WHAT YOU SHOULD DO
Print all the entries verbatim.

----------

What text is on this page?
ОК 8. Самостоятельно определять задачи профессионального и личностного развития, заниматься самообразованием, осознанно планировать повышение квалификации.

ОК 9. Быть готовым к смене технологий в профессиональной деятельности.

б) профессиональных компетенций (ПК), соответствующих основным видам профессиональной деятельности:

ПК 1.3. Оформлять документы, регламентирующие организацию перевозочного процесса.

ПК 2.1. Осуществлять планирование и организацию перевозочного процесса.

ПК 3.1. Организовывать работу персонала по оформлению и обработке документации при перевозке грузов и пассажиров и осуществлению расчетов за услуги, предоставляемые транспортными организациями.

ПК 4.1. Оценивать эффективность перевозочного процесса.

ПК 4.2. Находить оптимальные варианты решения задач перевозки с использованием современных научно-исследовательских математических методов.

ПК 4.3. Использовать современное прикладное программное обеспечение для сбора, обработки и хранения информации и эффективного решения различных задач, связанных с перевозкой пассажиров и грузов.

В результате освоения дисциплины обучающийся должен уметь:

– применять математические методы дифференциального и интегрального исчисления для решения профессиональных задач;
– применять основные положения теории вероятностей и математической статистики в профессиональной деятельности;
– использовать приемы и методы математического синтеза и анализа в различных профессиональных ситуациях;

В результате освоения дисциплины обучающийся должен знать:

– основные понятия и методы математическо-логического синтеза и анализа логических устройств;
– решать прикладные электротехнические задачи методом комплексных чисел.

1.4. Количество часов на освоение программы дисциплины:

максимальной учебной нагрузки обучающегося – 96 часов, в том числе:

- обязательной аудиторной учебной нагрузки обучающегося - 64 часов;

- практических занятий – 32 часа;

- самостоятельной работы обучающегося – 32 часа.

----------

SOLUTION TO THIS TASK
What text is on this page?
ОК 8. Самостоятельно определять задачи профессионального и личностного развития, заниматься самообразованием, осознанно планировать повышение квалификации.

ОК 9. Быть готовым к смене технологий в профессиональной деятельности.

б) профессиональных компетенций (ПК), соответствующих основным видам профессиональной деятельности:

ПК 1.3. Оформлять документы, регламентирующие организацию перевозочного процесса.

ПК 2.1. Осуществлять планирование и организацию перевозочного процесса.

ПК 3.1. Организовывать работу персонала по оформлению и обработке документации при перевозке грузов и пассажиров и осуществлению расчетов за услуги, предоставляемые транспортными организациями.

ПК 4.1. Оценивать эффективность перевозочного процесса.

ПК 4.2. Находить оптимальные варианты решения задач перевозки с использованием современных научно-исследовательских математических методов.

ПК 4.3. Использовать современное прикладное программное обеспечение для сбора, обработки и хранения информации и эффективного решения различных задач, связанных с перевозкой пассажиров и грузов.

В результате освоения дисциплины обучающийся должен уметь:

– применять математические методы дифференциального и интегрального исчисления для решения профессиональных задач;
– применять основные положения теории вероятностей и математической статистики в профессиональной деятельности;
– использовать приемы и методы математического синтеза и анализа в различных профессиональных ситуациях;

В результате освоения дисциплины обучающийся должен знать:

– основные понятия и методы математическо-логического синтеза и анализа логических устройств;
– решать прикладные электротехнические задачи методом комплексных чисел.

1.4. Количество часов на освоение программы дисциплины:

максимальной учебной нагрузки обучающегося – 96 часов, в том числе:

- обязательной аудиторной учебной нагрузки обучающегося - 64 часов;

- практических занятий – 32 часа;

- самостоятельной работы обучающегося – 32 часа.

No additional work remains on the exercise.